■ **Your instructions**: In the records below, pick out all lines containing the word "clone".

■ **Given records**:
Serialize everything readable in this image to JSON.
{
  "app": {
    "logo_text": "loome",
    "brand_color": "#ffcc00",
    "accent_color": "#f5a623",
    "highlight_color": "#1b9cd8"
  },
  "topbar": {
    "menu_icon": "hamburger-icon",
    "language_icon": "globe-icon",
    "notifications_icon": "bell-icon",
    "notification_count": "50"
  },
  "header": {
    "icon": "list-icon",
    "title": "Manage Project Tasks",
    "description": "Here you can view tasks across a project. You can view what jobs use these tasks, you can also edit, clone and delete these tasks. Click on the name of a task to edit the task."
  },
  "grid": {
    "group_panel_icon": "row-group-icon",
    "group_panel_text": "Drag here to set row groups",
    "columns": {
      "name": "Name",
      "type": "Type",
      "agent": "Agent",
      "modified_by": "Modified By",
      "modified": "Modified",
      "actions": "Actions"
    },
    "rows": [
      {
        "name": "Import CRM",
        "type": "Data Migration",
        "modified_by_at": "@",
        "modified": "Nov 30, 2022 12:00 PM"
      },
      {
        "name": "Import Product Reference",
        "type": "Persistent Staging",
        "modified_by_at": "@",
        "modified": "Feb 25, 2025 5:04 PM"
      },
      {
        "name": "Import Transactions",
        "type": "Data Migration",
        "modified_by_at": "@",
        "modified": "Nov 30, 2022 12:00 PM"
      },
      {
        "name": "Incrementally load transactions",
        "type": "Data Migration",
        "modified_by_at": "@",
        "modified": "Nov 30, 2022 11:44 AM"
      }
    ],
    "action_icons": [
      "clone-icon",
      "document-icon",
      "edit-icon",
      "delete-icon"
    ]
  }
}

■ **Result of this task**:
    "description": "Here you can view tasks across a project. You can view what jobs use these tasks, you can also edit, clone and delete these tasks. Click on the name of a task to edit the task."
      "clone-icon",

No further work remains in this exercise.